## [Exercise directions]
Each line that holds the word "JSON" counts once; give the total number of such lines and nothing else.
start Data shown
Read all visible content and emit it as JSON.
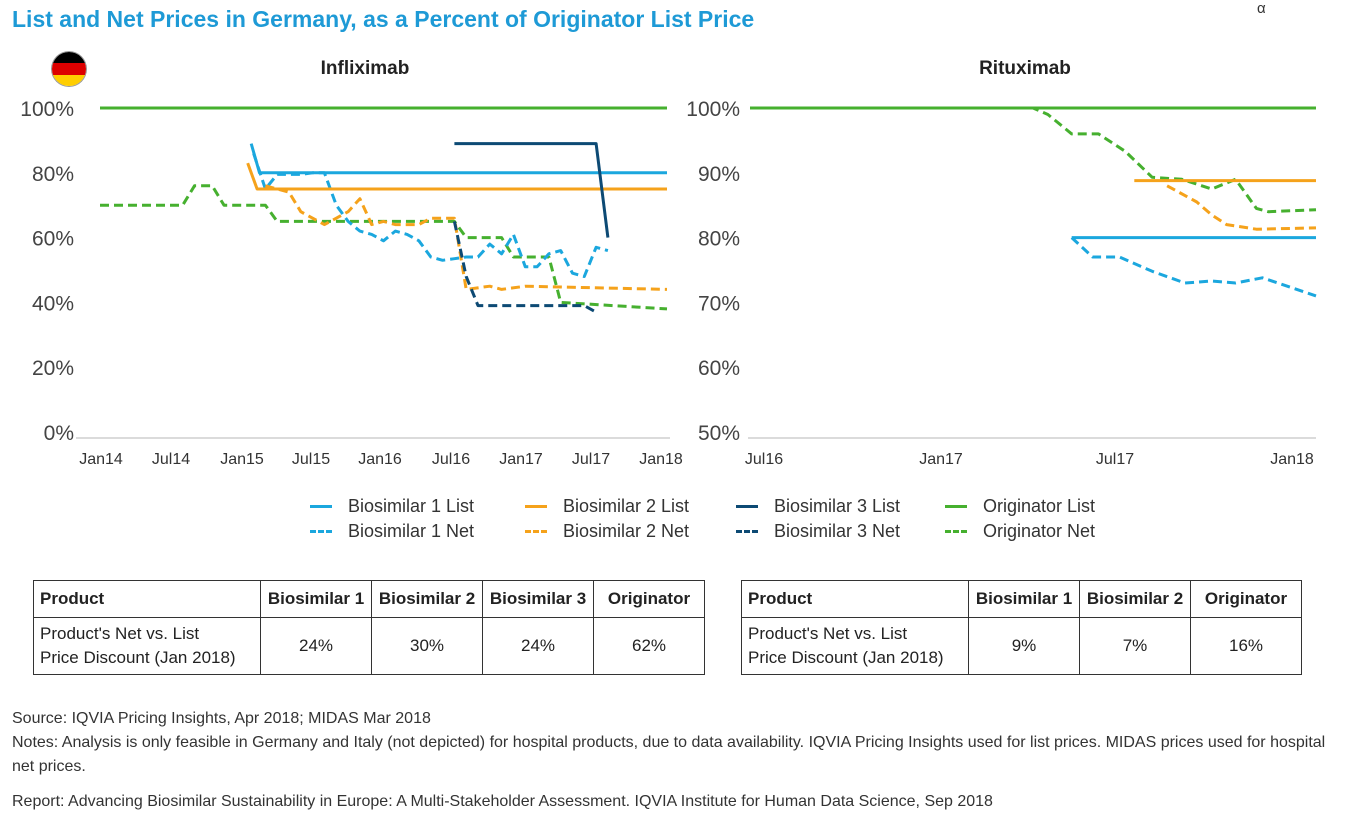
{
  "title": "List and Net Prices in Germany, as a Percent of Originator List Price",
  "corner_mark": "α",
  "colors": {
    "biosimilar1": "#1ba7de",
    "biosimilar2": "#f5a21b",
    "biosimilar3": "#0d4a74",
    "originator": "#46b02f",
    "title": "#1e9ad6"
  },
  "legend": [
    {
      "label": "Biosimilar 1 List",
      "key": "biosimilar1",
      "style": "solid"
    },
    {
      "label": "Biosimilar 2 List",
      "key": "biosimilar2",
      "style": "solid"
    },
    {
      "label": "Biosimilar 3 List",
      "key": "biosimilar3",
      "style": "solid"
    },
    {
      "label": "Originator List",
      "key": "originator",
      "style": "solid"
    },
    {
      "label": "Biosimilar 1 Net",
      "key": "biosimilar1",
      "style": "dashed"
    },
    {
      "label": "Biosimilar 2 Net",
      "key": "biosimilar2",
      "style": "dashed"
    },
    {
      "label": "Biosimilar 3 Net",
      "key": "biosimilar3",
      "style": "dashed"
    },
    {
      "label": "Originator Net",
      "key": "originator",
      "style": "dashed"
    }
  ],
  "chart_data": [
    {
      "type": "line",
      "title": "Infliximab",
      "x_ticks": [
        "Jan14",
        "Jul14",
        "Jan15",
        "Jul15",
        "Jan16",
        "Jul16",
        "Jan17",
        "Jul17",
        "Jan18"
      ],
      "xlim": [
        0,
        48
      ],
      "ylim": [
        0,
        100
      ],
      "y_ticks": [
        0,
        20,
        40,
        60,
        80,
        100
      ],
      "y_tick_labels": [
        "0%",
        "20%",
        "40%",
        "60%",
        "80%",
        "100%"
      ],
      "series": [
        {
          "name": "Originator List",
          "key": "originator",
          "style": "solid",
          "points": [
            [
              0,
              100
            ],
            [
              48,
              100
            ]
          ]
        },
        {
          "name": "Originator Net",
          "key": "originator",
          "style": "dashed",
          "points": [
            [
              0,
              70
            ],
            [
              7,
              70
            ],
            [
              8,
              76
            ],
            [
              9.5,
              76
            ],
            [
              10.5,
              70
            ],
            [
              14,
              70
            ],
            [
              15,
              65
            ],
            [
              30,
              65
            ],
            [
              31,
              60
            ],
            [
              34,
              60
            ],
            [
              35,
              54
            ],
            [
              38,
              54
            ],
            [
              39,
              40
            ],
            [
              48,
              38
            ]
          ]
        },
        {
          "name": "Biosimilar 1 List",
          "key": "biosimilar1",
          "style": "solid",
          "points": [
            [
              12.8,
              89
            ],
            [
              13.5,
              80
            ],
            [
              48,
              80
            ]
          ]
        },
        {
          "name": "Biosimilar 1 Net",
          "key": "biosimilar1",
          "style": "dashed",
          "points": [
            [
              13,
              86
            ],
            [
              14,
              75
            ],
            [
              15,
              79.5
            ],
            [
              16,
              79.5
            ],
            [
              17,
              79.5
            ],
            [
              18,
              80
            ],
            [
              19,
              80
            ],
            [
              20,
              70
            ],
            [
              21,
              65
            ],
            [
              22,
              62
            ],
            [
              23,
              61
            ],
            [
              24,
              59
            ],
            [
              25,
              62
            ],
            [
              26,
              61
            ],
            [
              27,
              59
            ],
            [
              28,
              54
            ],
            [
              29,
              53
            ],
            [
              30,
              53.5
            ],
            [
              31,
              54
            ],
            [
              32,
              54
            ],
            [
              33,
              58
            ],
            [
              34,
              55
            ],
            [
              35,
              61
            ],
            [
              36,
              51
            ],
            [
              37,
              51
            ],
            [
              38,
              55
            ],
            [
              39,
              56
            ],
            [
              40,
              49
            ],
            [
              41,
              48
            ],
            [
              42,
              57
            ],
            [
              43,
              56
            ]
          ]
        },
        {
          "name": "Biosimilar 2 List",
          "key": "biosimilar2",
          "style": "solid",
          "points": [
            [
              12.5,
              83
            ],
            [
              13.3,
              75
            ],
            [
              48,
              75
            ]
          ]
        },
        {
          "name": "Biosimilar 2 Net",
          "key": "biosimilar2",
          "style": "dashed",
          "points": [
            [
              14,
              76
            ],
            [
              16,
              74
            ],
            [
              17,
              68
            ],
            [
              19,
              64
            ],
            [
              20,
              66
            ],
            [
              21,
              68
            ],
            [
              22,
              72
            ],
            [
              23,
              64
            ],
            [
              24,
              65
            ],
            [
              25,
              64
            ],
            [
              27,
              64
            ],
            [
              28,
              66
            ],
            [
              30,
              66
            ],
            [
              31,
              44
            ],
            [
              33,
              45
            ],
            [
              34,
              44
            ],
            [
              36,
              45
            ],
            [
              48,
              44
            ]
          ]
        },
        {
          "name": "Biosimilar 3 List",
          "key": "biosimilar3",
          "style": "solid",
          "points": [
            [
              30,
              89
            ],
            [
              42,
              89
            ],
            [
              43,
              60
            ]
          ]
        },
        {
          "name": "Biosimilar 3 Net",
          "key": "biosimilar3",
          "style": "dashed",
          "points": [
            [
              30,
              65
            ],
            [
              31,
              48
            ],
            [
              32,
              39
            ],
            [
              40,
              39
            ],
            [
              41,
              39
            ],
            [
              42,
              37
            ]
          ]
        }
      ]
    },
    {
      "type": "line",
      "title": "Rituximab",
      "x_ticks": [
        "Jul16",
        "Jan17",
        "Jul17",
        "Jan18"
      ],
      "xlim": [
        0,
        19
      ],
      "ylim": [
        50,
        100
      ],
      "y_ticks": [
        50,
        60,
        70,
        80,
        90,
        100
      ],
      "y_tick_labels": [
        "50%",
        "60%",
        "70%",
        "80%",
        "90%",
        "100%"
      ],
      "series": [
        {
          "name": "Originator List",
          "key": "originator",
          "style": "solid",
          "points": [
            [
              0,
              100
            ],
            [
              19,
              100
            ]
          ]
        },
        {
          "name": "Originator Net",
          "key": "originator",
          "style": "dashed",
          "points": [
            [
              0,
              100
            ],
            [
              9.5,
              100
            ],
            [
              10,
              99
            ],
            [
              10.8,
              96
            ],
            [
              11.7,
              96
            ],
            [
              12.6,
              93.3
            ],
            [
              13.5,
              89.3
            ],
            [
              14.5,
              89
            ],
            [
              15.5,
              87.5
            ],
            [
              16.3,
              89
            ],
            [
              17,
              84.5
            ],
            [
              17.4,
              84
            ],
            [
              19,
              84.3
            ]
          ]
        },
        {
          "name": "Biosimilar 1 List",
          "key": "biosimilar1",
          "style": "solid",
          "points": [
            [
              10.8,
              80
            ],
            [
              19,
              80
            ]
          ]
        },
        {
          "name": "Biosimilar 1 Net",
          "key": "biosimilar1",
          "style": "dashed",
          "points": [
            [
              10.8,
              80
            ],
            [
              11.5,
              77
            ],
            [
              12.4,
              77
            ],
            [
              13.5,
              74.8
            ],
            [
              14.6,
              73
            ],
            [
              15.5,
              73.3
            ],
            [
              16.3,
              73
            ],
            [
              17.2,
              73.8
            ],
            [
              19,
              71
            ]
          ]
        },
        {
          "name": "Biosimilar 2 List",
          "key": "biosimilar2",
          "style": "solid",
          "points": [
            [
              12.9,
              88.8
            ],
            [
              19,
              88.8
            ]
          ]
        },
        {
          "name": "Biosimilar 2 Net",
          "key": "biosimilar2",
          "style": "dashed",
          "points": [
            [
              14,
              88
            ],
            [
              15,
              85.5
            ],
            [
              15.5,
              83.5
            ],
            [
              16,
              82
            ],
            [
              17,
              81.3
            ],
            [
              19,
              81.5
            ]
          ]
        }
      ]
    }
  ],
  "tables": [
    {
      "headers": [
        "Product",
        "Biosimilar 1",
        "Biosimilar 2",
        "Biosimilar 3",
        "Originator"
      ],
      "row_label_line1": "Product's Net vs. List",
      "row_label_line2": "Price Discount (Jan 2018)",
      "values": [
        "24%",
        "30%",
        "24%",
        "62%"
      ]
    },
    {
      "headers": [
        "Product",
        "Biosimilar 1",
        "Biosimilar 2",
        "Originator"
      ],
      "row_label_line1": "Product's Net vs. List",
      "row_label_line2": "Price Discount (Jan 2018)",
      "values": [
        "9%",
        "7%",
        "16%"
      ]
    }
  ],
  "notes": {
    "source": "Source: IQVIA Pricing Insights, Apr 2018; MIDAS  Mar 2018",
    "notes": "Notes: Analysis is only feasible in Germany and Italy (not depicted) for hospital products, due to data availability. IQVIA Pricing Insights used for list prices. MIDAS prices used for hospital net prices.",
    "report": "Report: Advancing Biosimilar Sustainability in Europe: A Multi-Stakeholder Assessment. IQVIA Institute for Human Data Science, Sep 2018"
  }
}
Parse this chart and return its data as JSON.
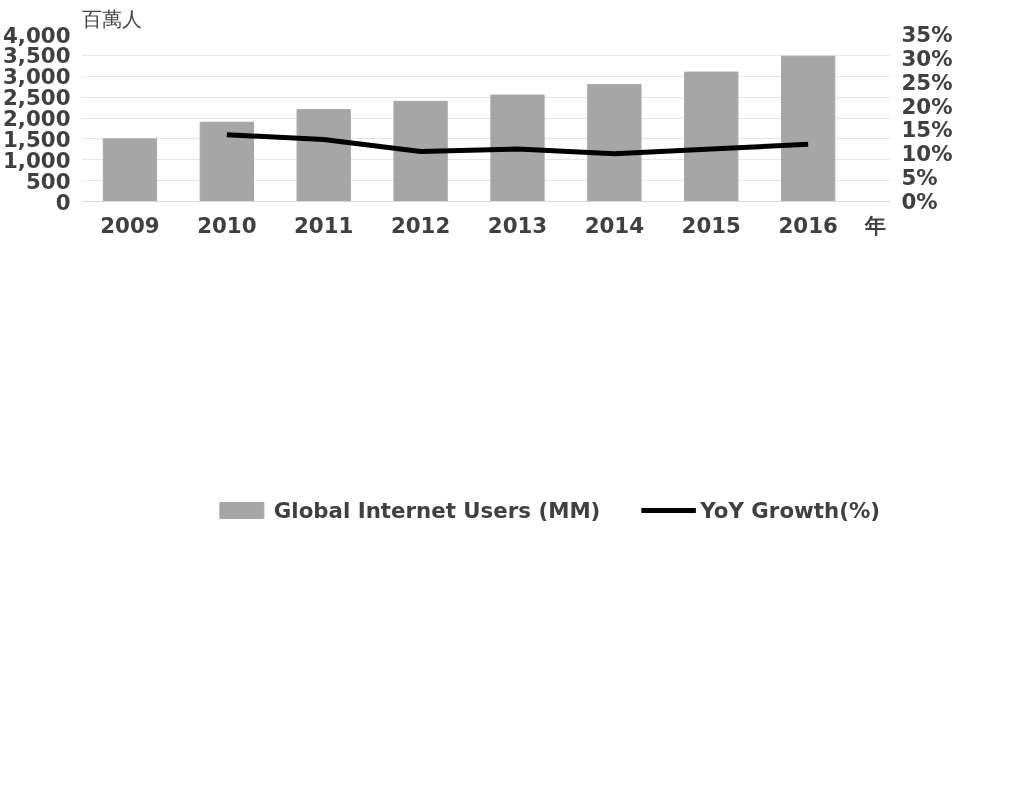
end Data shown
## [Task output]
2